"""

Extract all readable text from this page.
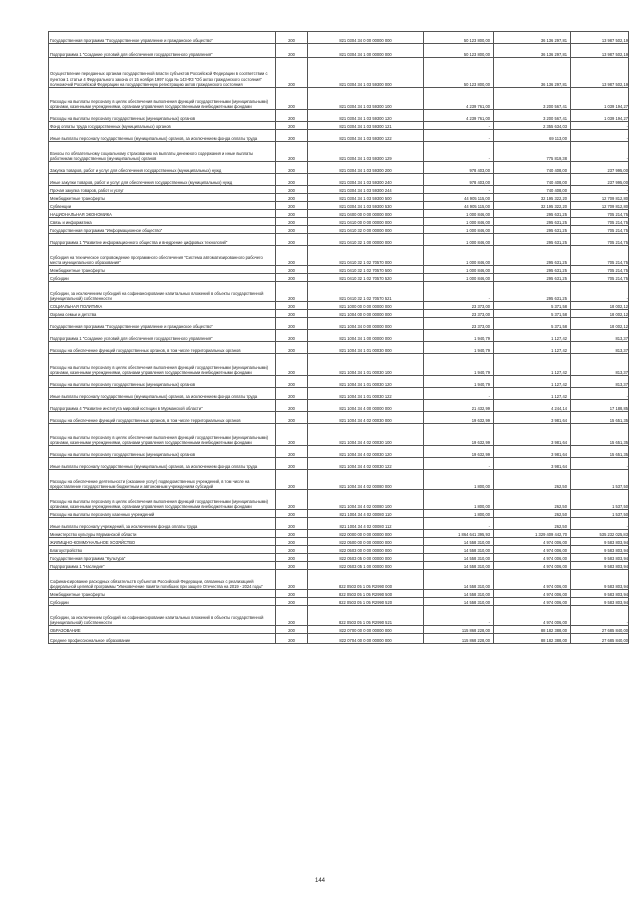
Государственная программа "Государственное управление и гражданское общество"	200	821 0304 34 0 00 00000 000	50 123 800,00	36 136 297,81	13 987 502,19
Подпрограмма 1 "Создание условий для обеспечения государственного управления"	200	821 0304 34 1 00 00000 000	50 123 800,00	36 136 297,81	13 987 502,19
Осуществление переданных органам государственной власти субъектов Российской Федерации в соответствии с пунктом 1 статьи 4 Федерального закона от 15 ноября 1997 года № 143-ФЗ "Об актах гражданского состояния" полномочий Российской Федерации на государственную регистрацию актов гражданского состояния	200	821 0304 34 1 03 59300 000	50 123 800,00	36 136 297,81	13 987 502,19
Расходы на выплаты персоналу в целях обеспечения выполнения функций государственными (муниципальными) органами, казенными учреждениями, органами управления государственными внебюджетными фондами	200	821 0304 34 1 03 59300 100	4 239 761,00	3 200 567,41	1 039 194,27
Расходы на выплаты персоналу государственных (муниципальных) органов	200	821 0304 34 1 03 59300 120	4 239 761,00	3 200 567,41	1 039 194,27
Фонд оплаты труда государственных (муниципальных) органов	200	821 0304 34 1 03 59300 121	-	2 355 634,03	-
Иные выплаты персоналу государственных (муниципальных) органов, за исключением фонда оплаты труда	200	821 0304 34 1 03 59300 122	-	69 113,00	-
Взносы по обязательному социальному страхованию на выплаты денежного содержания и иные выплаты работникам государственных (муниципальных) органов	200	821 0304 34 1 03 59300 129	-	775 819,38	-
Закупка товаров, работ и услуг для обеспечения государственных (муниципальных) нужд	200	821 0304 34 1 03 59300 200	978 403,00	740 408,00	237 995,00
Иные закупки товаров, работ и услуг для обеспечения государственных (муниципальных) нужд	200	821 0304 34 1 03 59300 240	978 403,00	740 408,00	237 995,00
Прочая закупка товаров, работ и услуг	200	821 0304 34 1 03 59300 244	-	740 408,00	-
Межбюджетные трансферты	200	821 0304 34 1 03 59300 500	44 905 115,00	32 195 322,20	12 709 812,80
Субвенции	200	821 0304 34 1 03 59300 530	44 905 115,00	32 195 322,20	12 709 812,80
НАЦИОНАЛЬНАЯ ЭКОНОМИКА	200	821 0400 00 0 00 00000 000	1 000 846,00	295 631,25	705 214,75
Связь и информатика	200	821 0410 00 0 00 00000 000	1 000 846,00	295 631,25	705 214,75
Государственная программа "Информационное общество"	200	821 0410 32 0 00 00000 000	1 000 846,00	295 631,25	705 214,75
Подпрограмма 1 "Развитие информационного общества и внедрение цифровых технологий"	200	821 0410 32 1 00 00000 000	1 000 846,00	295 631,25	705 214,75
Субсидия на техническое сопровождение программного обеспечения "Система автоматизированного рабочего места муниципального образования"	200	821 0410 32 1 02 70570 000	1 000 846,00	295 631,25	705 214,75
Межбюджетные трансферты	200	821 0410 32 1 02 70570 500	1 000 846,00	295 631,25	705 214,75
Субсидии	200	821 0410 32 1 02 70570 520	1 000 846,00	295 631,25	705 214,75
Субсидии, за исключением субсидий на софинансирование капитальных вложений в объекты государственной (муниципальной) собственности	200	821 0410 32 1 02 70570 521	-	295 631,25	-
СОЦИАЛЬНАЯ ПОЛИТИКА	200	821 1000 00 0 00 00000 000	23 373,00	5 371,58	18 002,12
Охрана семьи и детства	200	821 1004 00 0 00 00000 000	23 373,00	5 371,58	18 002,12
Государственная программа "Государственное управление и гражданское общество"	200	821 1004 34 0 00 00000 000	23 373,00	5 371,58	18 002,12
Подпрограмма 1 "Создание условий для обеспечения государственного управления"	200	821 1004 34 1 00 00000 000	1 940,79	1 127,42	813,37
Расходы на обеспечение функций государственных органов, в том числе территориальных органов	200	821 1004 34 1 01 00030 000	1 940,79	1 127,42	813,37
Расходы на выплаты персоналу в целях обеспечения выполнения функций государственными (муниципальными) органами, казенными учреждениями, органами управления государственными внебюджетными фондами	200	821 1004 34 1 01 00030 100	1 940,79	1 127,42	813,37
Расходы на выплаты персоналу государственных (муниципальных) органов	200	821 1004 34 1 01 00030 120	1 940,79	1 127,42	813,37
Иные выплаты персоналу государственных (муниципальных) органов, за исключением фонда оплаты труда	200	821 1004 34 1 01 00030 122	-	1 127,42	-
Подпрограмма 4 "Развитие института мировой юстиции в Мурманской области"	200	821 1004 34 4 00 00000 000	21 432,99	4 244,14	17 188,85
Расходы на обеспечение функций государственных органов, в том числе территориальных органов	200	821 1004 34 4 02 00030 000	19 632,99	3 981,64	15 651,35
Расходы на выплаты персоналу в целях обеспечения выполнения функций государственными (муниципальными) органами, казенными учреждениями, органами управления государственными внебюджетными фондами	200	821 1004 34 4 02 00030 100	19 632,99	3 981,64	15 651,35
Расходы на выплаты персоналу государственных (муниципальных) органов	200	821 1004 34 4 02 00030 120	19 632,99	3 981,64	15 651,35
Иные выплаты персоналу государственных (муниципальных) органов, за исключением фонда оплаты труда	200	821 1004 34 4 02 00030 122	-	3 981,64	-
Расходы на обеспечение деятельности (оказание услуг) подведомственных учреждений, в том числе на предоставление государственным бюджетным и автономным учреждениям субсидий	200	821 1004 34 4 02 00080 000	1 800,00	262,50	1 537,50
Расходы на выплаты персоналу в целях обеспечения выполнения функций государственными (муниципальными) органами, казенными учреждениями, органами управления государственными внебюджетными фондами	200	821 1004 34 4 02 00080 100	1 800,00	262,50	1 537,50
Расходы на выплаты персоналу казенных учреждений	200	821 1004 34 4 02 00080 110	1 800,00	262,50	1 537,50
Иные выплаты персоналу учреждений, за исключением фонда оплаты труда	200	821 1004 34 4 02 00080 112	-	262,50	-
Министерство культуры Мурманской области	200	822 0000 00 0 00 00000 000	1 864 641 395,93	1 329 409 442,70	535 232 025,83
ЖИЛИЩНО-КОММУНАЛЬНОЕ ХОЗЯЙСТВО	200	822 0500 00 0 00 00000 000	14 558 310,00	4 974 006,00	9 583 803,94
Благоустройство	200	822 0503 00 0 00 00000 000	14 558 310,00	4 974 006,00	9 583 803,94
Государственная программа "Культура"	200	822 0503 05 0 00 00000 000	14 558 310,00	4 974 006,00	9 583 803,94
Подпрограмма 1 "Наследие"	200	822 0503 05 1 00 00000 000	14 558 310,00	4 974 006,00	9 583 803,94
Софинансирование расходных обязательств субъектов Российской Федерации, связанных с реализацией федеральной целевой программы "Увековечение памяти погибших при защите Отечества на 2019 - 2024 годы"	200	822 0503 05 1 05 R2990 000	14 558 310,00	4 974 006,00	9 583 803,94
Межбюджетные трансферты	200	822 0503 05 1 05 R2990 500	14 558 310,00	4 974 006,00	9 583 803,94
Субсидии	200	822 0503 05 1 05 R2990 520	14 558 310,00	4 974 006,00	9 583 803,94
Субсидии, за исключением субсидий на софинансирование капитальных вложений в объекты государственной (муниципальной) собственности	200	822 0503 05 1 05 R2990 521	-	4 974 006,00	-
ОБРАЗОВАНИЕ	200	822 0700 00 0 00 00000 000	115 868 228,00	88 182 388,00	27 685 840,00
Среднее профессиональное образование	200	822 0704 00 0 00 00000 000	115 868 228,00	88 182 388,00	27 685 840,00
144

"""

[Exercise task]: Pick out each line above that includes "Развитие" and show it.

[Result]:
Подпрограмма 1 "Развитие информационного общества и внедрение цифровых технологий"	200	821 0410 32 1 00 00000 000	1 000 846,00	295 631,25	705 214,75
Подпрограмма 4 "Развитие института мировой юстиции в Мурманской области"	200	821 1004 34 4 00 00000 000	21 432,99	4 244,14	17 188,85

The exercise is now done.